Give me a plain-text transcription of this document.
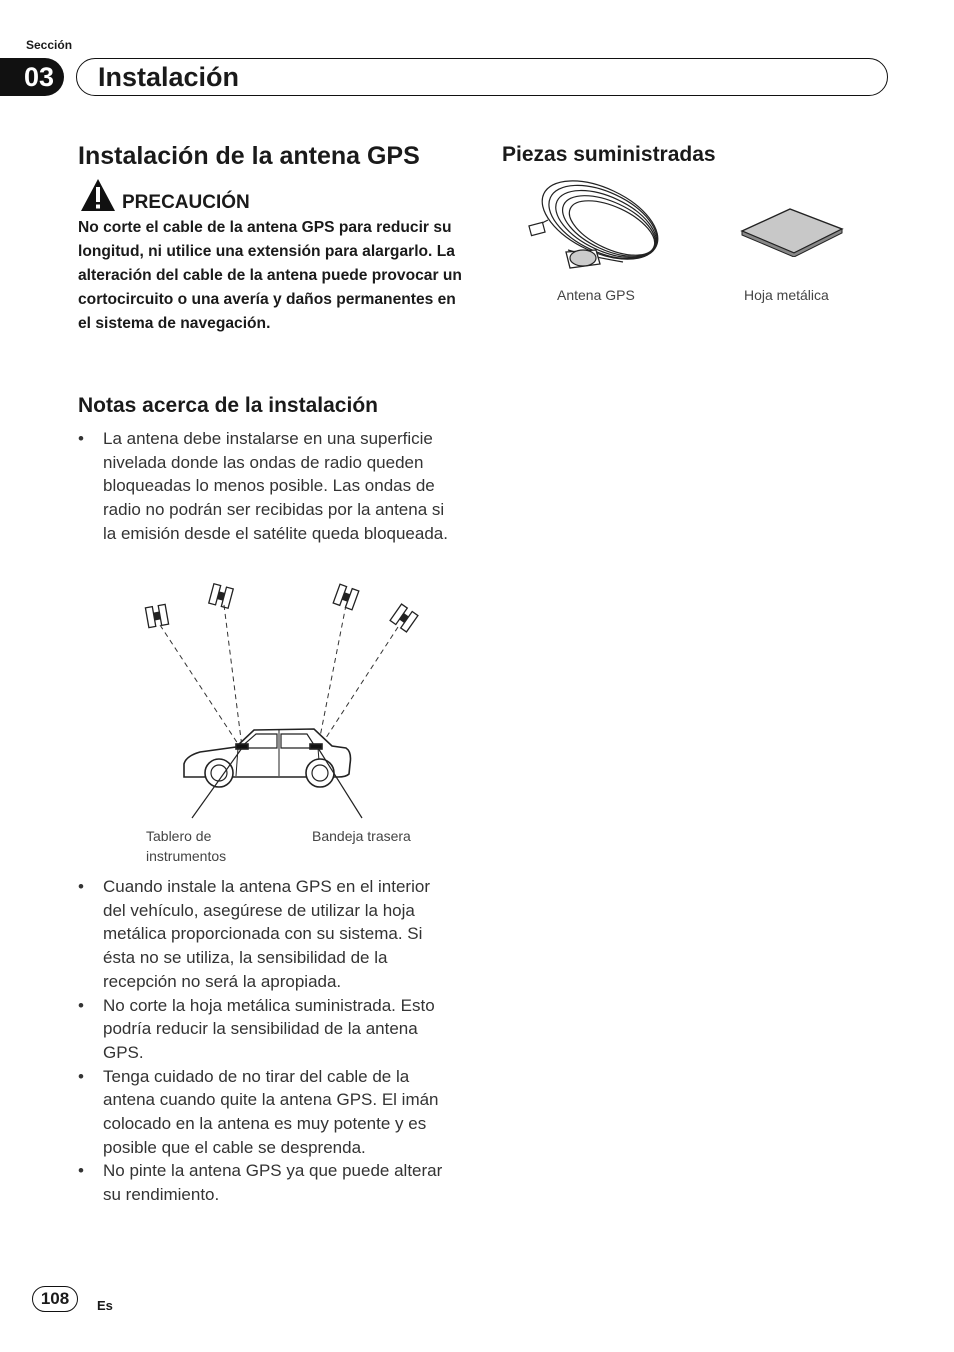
Sección
03	Instalación
Instalación de la antena GPS
PRECAUCIÓN
No corte el cable de la antena GPS para reducir su longitud, ni utilice una extensión para alargarlo. La alteración del cable de la antena puede provocar un cortocircuito o una avería y daños permanentes en el sistema de navegación.
Notas acerca de la instalación
• La antena debe instalarse en una superficie nivelada donde las ondas de radio queden bloqueadas lo menos posible. Las ondas de radio no podrán ser recibidas por la antena si la emisión desde el satélite queda bloqueada.
Tablero de instrumentos
Bandeja trasera
• Cuando instale la antena GPS en el interior del vehículo, asegúrese de utilizar la hoja metálica proporcionada con su sistema. Si ésta no se utiliza, la sensibilidad de la recepción no será la apropiada.
• No corte la hoja metálica suministrada. Esto podría reducir la sensibilidad de la antena GPS.
• Tenga cuidado de no tirar del cable de la antena cuando quite la antena GPS. El imán colocado en la antena es muy potente y es posible que el cable se desprenda.
• No pinte la antena GPS ya que puede alterar su rendimiento.
Piezas suministradas
Antena GPS	Hoja metálica
108	Es
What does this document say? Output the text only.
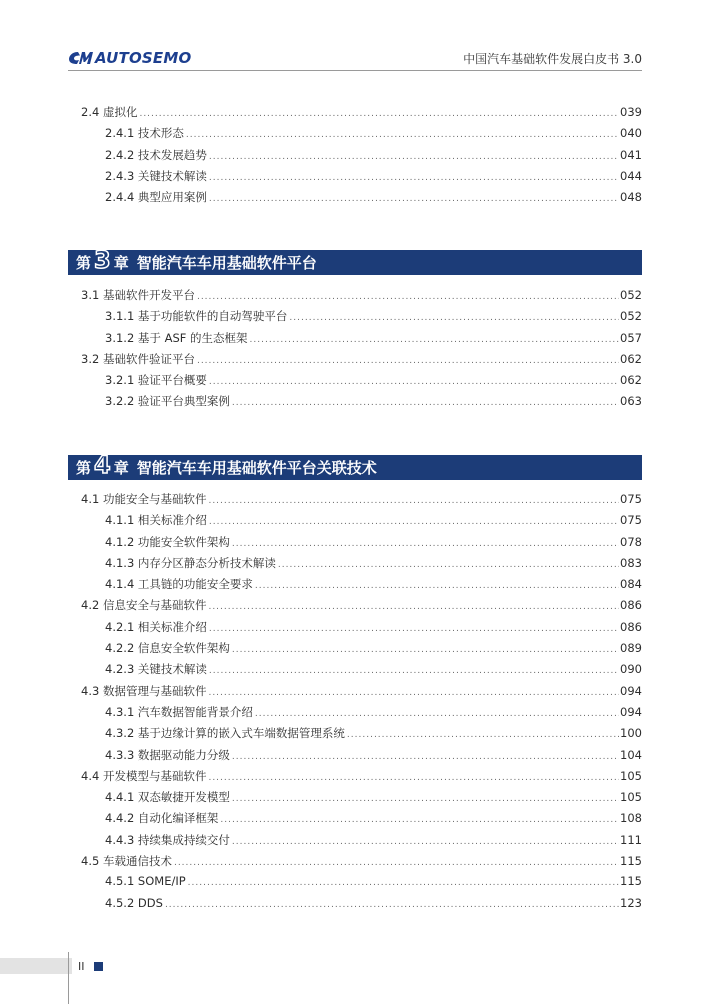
AUTOSEMO	中国汽车基础软件发展白皮书 3.0
2.4 虚拟化 .....	039
2.4.1 技术形态 .....	040
2.4.2 技术发展趋势 .....	041
2.4.3 关键技术解读 .....	044
2.4.4 典型应用案例 .....	048
第 3 章 智能汽车车用基础软件平台
3.1 基础软件开发平台 .....	052
3.1.1 基于功能软件的自动驾驶平台 .....	052
3.1.2 基于 ASF 的生态框架 .....	057
3.2 基础软件验证平台 .....	062
3.2.1 验证平台概要 .....	062
3.2.2 验证平台典型案例 .....	063
第 4 章 智能汽车车用基础软件平台关联技术
4.1 功能安全与基础软件 .....	075
4.1.1 相关标准介绍 .....	075
4.1.2 功能安全软件架构 .....	078
4.1.3 内存分区静态分析技术解读 .....	083
4.1.4 工具链的功能安全要求 .....	084
4.2 信息安全与基础软件 .....	086
4.2.1 相关标准介绍 .....	086
4.2.2 信息安全软件架构 .....	089
4.2.3 关键技术解读 .....	090
4.3 数据管理与基础软件 .....	094
4.3.1 汽车数据智能背景介绍 .....	094
4.3.2 基于边缘计算的嵌入式车端数据管理系统 .....	100
4.3.3 数据驱动能力分级 .....	104
4.4 开发模型与基础软件 .....	105
4.4.1 双态敏捷开发模型 .....	105
4.4.2 自动化编译框架 .....	108
4.4.3 持续集成持续交付 .....	111
4.5 车载通信技术 .....	115
4.5.1 SOME/IP .....	115
4.5.2 DDS .....	123
II
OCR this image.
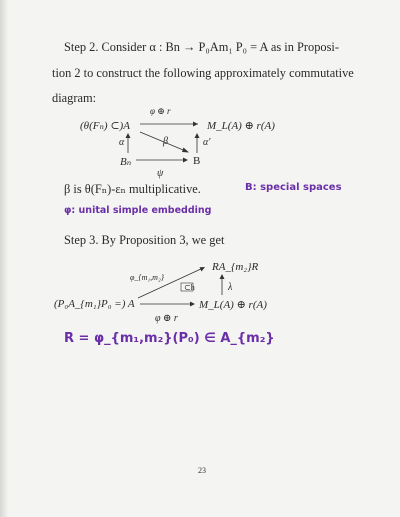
Step 2. Consider α : Bn → P₀Am₁ P₀ = A as in Proposi-
tion 2 to construct the following approximately commutative
diagram:
(θ(Fₙ) ⊂)A
φ ⊕ r
M_L(A) ⊕ r(A)
α	β	α′
Bₙ
ψ
B
β is θ(Fₙ)-εₙ multiplicative.	B: special spaces
φ: unital simple embedding
Step 3. By Proposition 3, we get
RA_{m₂}R
φ_{m₁,m₂}
⊂h	λ
(P₀A_{m₁}P₀ =) A	M_L(A) ⊕ r(A)
φ ⊕ r
R = φ_{m₁,m₂}(P₀) ∈ A_{m₂}
23
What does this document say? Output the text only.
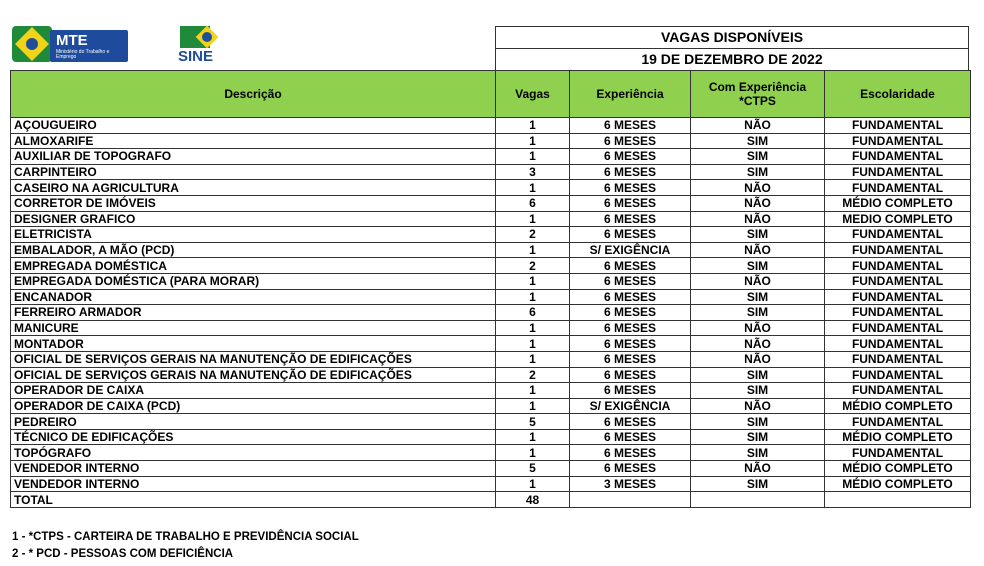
MTE
Ministério do Trabalho e Emprego	SINE
VAGAS DISPONÍVEIS
19 DE DEZEMBRO DE 2022
Descrição	Vagas	Experiência	Com Experiência *CTPS	Escolaridade
AÇOUGUEIRO	1	6 MESES	NÃO	FUNDAMENTAL
ALMOXARIFE	1	6 MESES	SIM	FUNDAMENTAL
AUXILIAR DE TOPOGRAFO	1	6 MESES	SIM	FUNDAMENTAL
CARPINTEIRO	3	6 MESES	SIM	FUNDAMENTAL
CASEIRO NA AGRICULTURA	1	6 MESES	NÃO	FUNDAMENTAL
CORRETOR DE IMÓVEIS	6	6 MESES	NÃO	MÉDIO COMPLETO
DESIGNER GRAFICO	1	6 MESES	NÃO	MEDIO COMPLETO
ELETRICISTA	2	6 MESES	SIM	FUNDAMENTAL
EMBALADOR, A MÃO (PCD)	1	S/ EXIGÊNCIA	NÃO	FUNDAMENTAL
EMPREGADA DOMÉSTICA	2	6 MESES	SIM	FUNDAMENTAL
EMPREGADA DOMÉSTICA (PARA MORAR)	1	6 MESES	NÃO	FUNDAMENTAL
ENCANADOR	1	6 MESES	SIM	FUNDAMENTAL
FERREIRO ARMADOR	6	6 MESES	SIM	FUNDAMENTAL
MANICURE	1	6 MESES	NÃO	FUNDAMENTAL
MONTADOR	1	6 MESES	NÃO	FUNDAMENTAL
OFICIAL DE SERVIÇOS GERAIS NA MANUTENÇÃO DE EDIFICAÇÕES	1	6 MESES	NÃO	FUNDAMENTAL
OFICIAL DE SERVIÇOS GERAIS NA MANUTENÇÃO DE EDIFICAÇÕES	2	6 MESES	SIM	FUNDAMENTAL
OPERADOR DE CAIXA	1	6 MESES	SIM	FUNDAMENTAL
OPERADOR DE CAIXA (PCD)	1	S/ EXIGÊNCIA	NÃO	MÉDIO COMPLETO
PEDREIRO	5	6 MESES	SIM	FUNDAMENTAL
TÉCNICO DE EDIFICAÇÕES	1	6 MESES	SIM	MÉDIO COMPLETO
TOPÓGRAFO	1	6 MESES	SIM	FUNDAMENTAL
VENDEDOR INTERNO	5	6 MESES	NÃO	MÉDIO COMPLETO
VENDEDOR INTERNO	1	3 MESES	SIM	MÉDIO COMPLETO
TOTAL	48			
1 - *CTPS - CARTEIRA DE TRABALHO E PREVIDÊNCIA SOCIAL
2 - * PCD - PESSOAS COM DEFICIÊNCIA
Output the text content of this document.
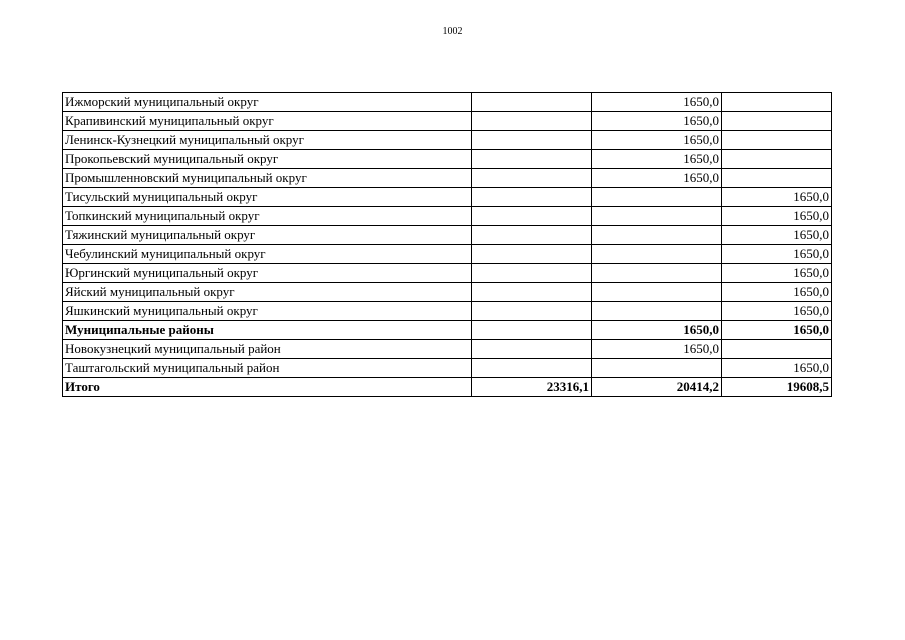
1002
Ижморский муниципальный округ		1650,0	
Крапивинский муниципальный округ		1650,0	
Ленинск-Кузнецкий муниципальный округ		1650,0	
Прокопьевский муниципальный округ		1650,0	
Промышленновский муниципальный округ		1650,0	
Тисульский муниципальный округ			1650,0
Топкинский муниципальный округ			1650,0
Тяжинский муниципальный округ			1650,0
Чебулинский муниципальный округ			1650,0
Юргинский муниципальный округ			1650,0
Яйский муниципальный округ			1650,0
Яшкинский муниципальный округ			1650,0
Муниципальные районы		1650,0	1650,0
Новокузнецкий муниципальный район		1650,0	
Таштагольский муниципальный район			1650,0
Итого	23316,1	20414,2	19608,5
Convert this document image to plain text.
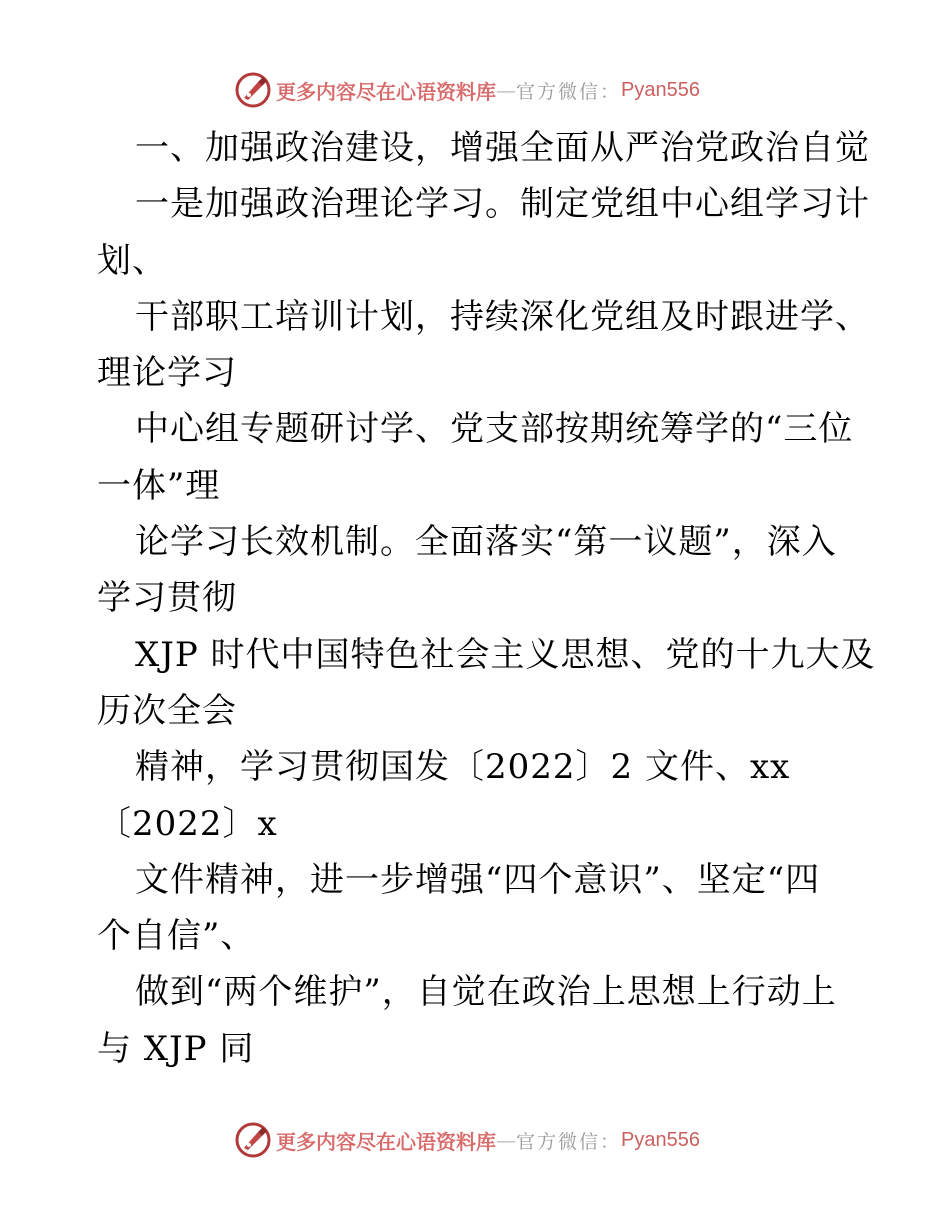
更多内容尽在心语资料库 — 官方微信： Pyan556
一、加强政治建设，增强全面从严治党政治自觉
一是加强政治理论学习。制定党组中心组学习计
划、
干部职工培训计划，持续深化党组及时跟进学、
理论学习
中心组专题研讨学、党支部按期统筹学的“三位
一体”理
论学习长效机制。全面落实“第一议题”，深入
学习贯彻
XJP 时代中国特色社会主义思想、党的十九大及
历次全会
精神，学习贯彻国发〔2022〕2 文件、xx
〔2022〕x
文件精神，进一步增强“四个意识”、坚定“四
个自信”、
做到“两个维护”，自觉在政治上思想上行动上
与 XJP 同
更多内容尽在心语资料库 — 官方微信： Pyan556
- - -
§ **Set problem**
Without the pictures, reproduce every line of the records above exactly.

§ **Exercise result**
Give me a plain-text transcription of this document.
Sección
03	Instalación
Instalación de la antena GPS
PRECAUCIÓN
No corte el cable de la antena GPS para reducir su longitud, ni utilice una extensión para alargarlo. La alteración del cable de la antena puede provocar un cortocircuito o una avería y daños permanentes en el sistema de navegación.
Notas acerca de la instalación
• La antena debe instalarse en una superficie nivelada donde las ondas de radio queden bloqueadas lo menos posible. Las ondas de radio no podrán ser recibidas por la antena si la emisión desde el satélite queda bloqueada.
Tablero de instrumentos
Bandeja trasera
• Cuando instale la antena GPS en el interior del vehículo, asegúrese de utilizar la hoja metálica proporcionada con su sistema. Si ésta no se utiliza, la sensibilidad de la recepción no será la apropiada.
• No corte la hoja metálica suministrada. Esto podría reducir la sensibilidad de la antena GPS.
• Tenga cuidado de no tirar del cable de la antena cuando quite la antena GPS. El imán colocado en la antena es muy potente y es posible que el cable se desprenda.
• No pinte la antena GPS ya que puede alterar su rendimiento.
Piezas suministradas
Antena GPS	Hoja metálica
108	Es
What does this document say? Output the text only.
AUTOSEMO	中国汽车基础软件发展白皮书 3.0
2.4 虚拟化 .....	039
2.4.1 技术形态 .....	040
2.4.2 技术发展趋势 .....	041
2.4.3 关键技术解读 .....	044
2.4.4 典型应用案例 .....	048
第 3 章 智能汽车车用基础软件平台
3.1 基础软件开发平台 .....	052
3.1.1 基于功能软件的自动驾驶平台 .....	052
3.1.2 基于 ASF 的生态框架 .....	057
3.2 基础软件验证平台 .....	062
3.2.1 验证平台概要 .....	062
3.2.2 验证平台典型案例 .....	063
第 4 章 智能汽车车用基础软件平台关联技术
4.1 功能安全与基础软件 .....	075
4.1.1 相关标准介绍 .....	075
4.1.2 功能安全软件架构 .....	078
4.1.3 内存分区静态分析技术解读 .....	083
4.1.4 工具链的功能安全要求 .....	084
4.2 信息安全与基础软件 .....	086
4.2.1 相关标准介绍 .....	086
4.2.2 信息安全软件架构 .....	089
4.2.3 关键技术解读 .....	090
4.3 数据管理与基础软件 .....	094
4.3.1 汽车数据智能背景介绍 .....	094
4.3.2 基于边缘计算的嵌入式车端数据管理系统 .....	100
4.3.3 数据驱动能力分级 .....	104
4.4 开发模型与基础软件 .....	105
4.4.1 双态敏捷开发模型 .....	105
4.4.2 自动化编译框架 .....	108
4.4.3 持续集成持续交付 .....	111
4.5 车载通信技术 .....	115
4.5.1 SOME/IP .....	115
4.5.2 DDS .....	123
II
OCR this image.
Step 2. Consider α : Bn → P₀Am₁ P₀ = A as in Proposi-
tion 2 to construct the following approximately commutative
diagram:
(θ(Fₙ) ⊂)A
φ ⊕ r
M_L(A) ⊕ r(A)
α	β	α′
Bₙ
ψ
B
β is θ(Fₙ)-εₙ multiplicative.	B: special spaces
φ: unital simple embedding
Step 3. By Proposition 3, we get
RA_{m₂}R
φ_{m₁,m₂}
⊂h	λ
(P₀A_{m₁}P₀ =) A	M_L(A) ⊕ r(A)
φ ⊕ r
R = φ_{m₁,m₂}(P₀) ∈ A_{m₂}
23
What does this document say? Output the text only.
MTE
Ministério do Trabalho e Emprego	SINE
VAGAS DISPONÍVEIS
19 DE DEZEMBRO DE 2022
Descrição	Vagas	Experiência	Com Experiência *CTPS	Escolaridade
AÇOUGUEIRO	1	6 MESES	NÃO	FUNDAMENTAL
ALMOXARIFE	1	6 MESES	SIM	FUNDAMENTAL
AUXILIAR DE TOPOGRAFO	1	6 MESES	SIM	FUNDAMENTAL
CARPINTEIRO	3	6 MESES	SIM	FUNDAMENTAL
CASEIRO NA AGRICULTURA	1	6 MESES	NÃO	FUNDAMENTAL
CORRETOR DE IMÓVEIS	6	6 MESES	NÃO	MÉDIO COMPLETO
DESIGNER GRAFICO	1	6 MESES	NÃO	MEDIO COMPLETO
ELETRICISTA	2	6 MESES	SIM	FUNDAMENTAL
EMBALADOR, A MÃO (PCD)	1	S/ EXIGÊNCIA	NÃO	FUNDAMENTAL
EMPREGADA DOMÉSTICA	2	6 MESES	SIM	FUNDAMENTAL
EMPREGADA DOMÉSTICA (PARA MORAR)	1	6 MESES	NÃO	FUNDAMENTAL
ENCANADOR	1	6 MESES	SIM	FUNDAMENTAL
FERREIRO ARMADOR	6	6 MESES	SIM	FUNDAMENTAL
MANICURE	1	6 MESES	NÃO	FUNDAMENTAL
MONTADOR	1	6 MESES	NÃO	FUNDAMENTAL
OFICIAL DE SERVIÇOS GERAIS NA MANUTENÇÃO DE EDIFICAÇÕES	1	6 MESES	NÃO	FUNDAMENTAL
OFICIAL DE SERVIÇOS GERAIS NA MANUTENÇÃO DE EDIFICAÇÕES	2	6 MESES	SIM	FUNDAMENTAL
OPERADOR DE CAIXA	1	6 MESES	SIM	FUNDAMENTAL
OPERADOR DE CAIXA (PCD)	1	S/ EXIGÊNCIA	NÃO	MÉDIO COMPLETO
PEDREIRO	5	6 MESES	SIM	FUNDAMENTAL
TÉCNICO DE EDIFICAÇÕES	1	6 MESES	SIM	MÉDIO COMPLETO
TOPÓGRAFO	1	6 MESES	SIM	FUNDAMENTAL
VENDEDOR INTERNO	5	6 MESES	NÃO	MÉDIO COMPLETO
VENDEDOR INTERNO	1	3 MESES	SIM	MÉDIO COMPLETO
TOTAL	48			
1 - *CTPS - CARTEIRA DE TRABALHO E PREVIDÊNCIA SOCIAL
2 - * PCD - PESSOAS COM DEFICIÊNCIA
Output the text content of this document.
1002
Ижморский муниципальный округ		1650,0	
Крапивинский муниципальный округ		1650,0	
Ленинск-Кузнецкий муниципальный округ		1650,0	
Прокопьевский муниципальный округ		1650,0	
Промышленновский муниципальный округ		1650,0	
Тисульский муниципальный округ			1650,0
Топкинский муниципальный округ			1650,0
Тяжинский муниципальный округ			1650,0
Чебулинский муниципальный округ			1650,0
Юргинский муниципальный округ			1650,0
Яйский муниципальный округ			1650,0
Яшкинский муниципальный округ			1650,0
Муниципальные районы		1650,0	1650,0
Новокузнецкий муниципальный район		1650,0	
Таштагольский муниципальный район			1650,0
Итого	23316,1	20414,2	19608,5
Convert this document image to plain text.
更多内容尽在心语资料库 — 官方微信： Pyan556
一、加强政治建设，增强全面从严治党政治自觉
一是加强政治理论学习。制定党组中心组学习计
划、
干部职工培训计划，持续深化党组及时跟进学、
理论学习
中心组专题研讨学、党支部按期统筹学的“三位
一体”理
论学习长效机制。全面落实“第一议题”，深入
学习贯彻
XJP 时代中国特色社会主义思想、党的十九大及
历次全会
精神，学习贯彻国发〔2022〕2 文件、xx
〔2022〕x
文件精神，进一步增强“四个意识”、坚定“四
个自信”、
做到“两个维护”，自觉在政治上思想上行动上
与 XJP 同
更多内容尽在心语资料库 — 官方微信： Pyan556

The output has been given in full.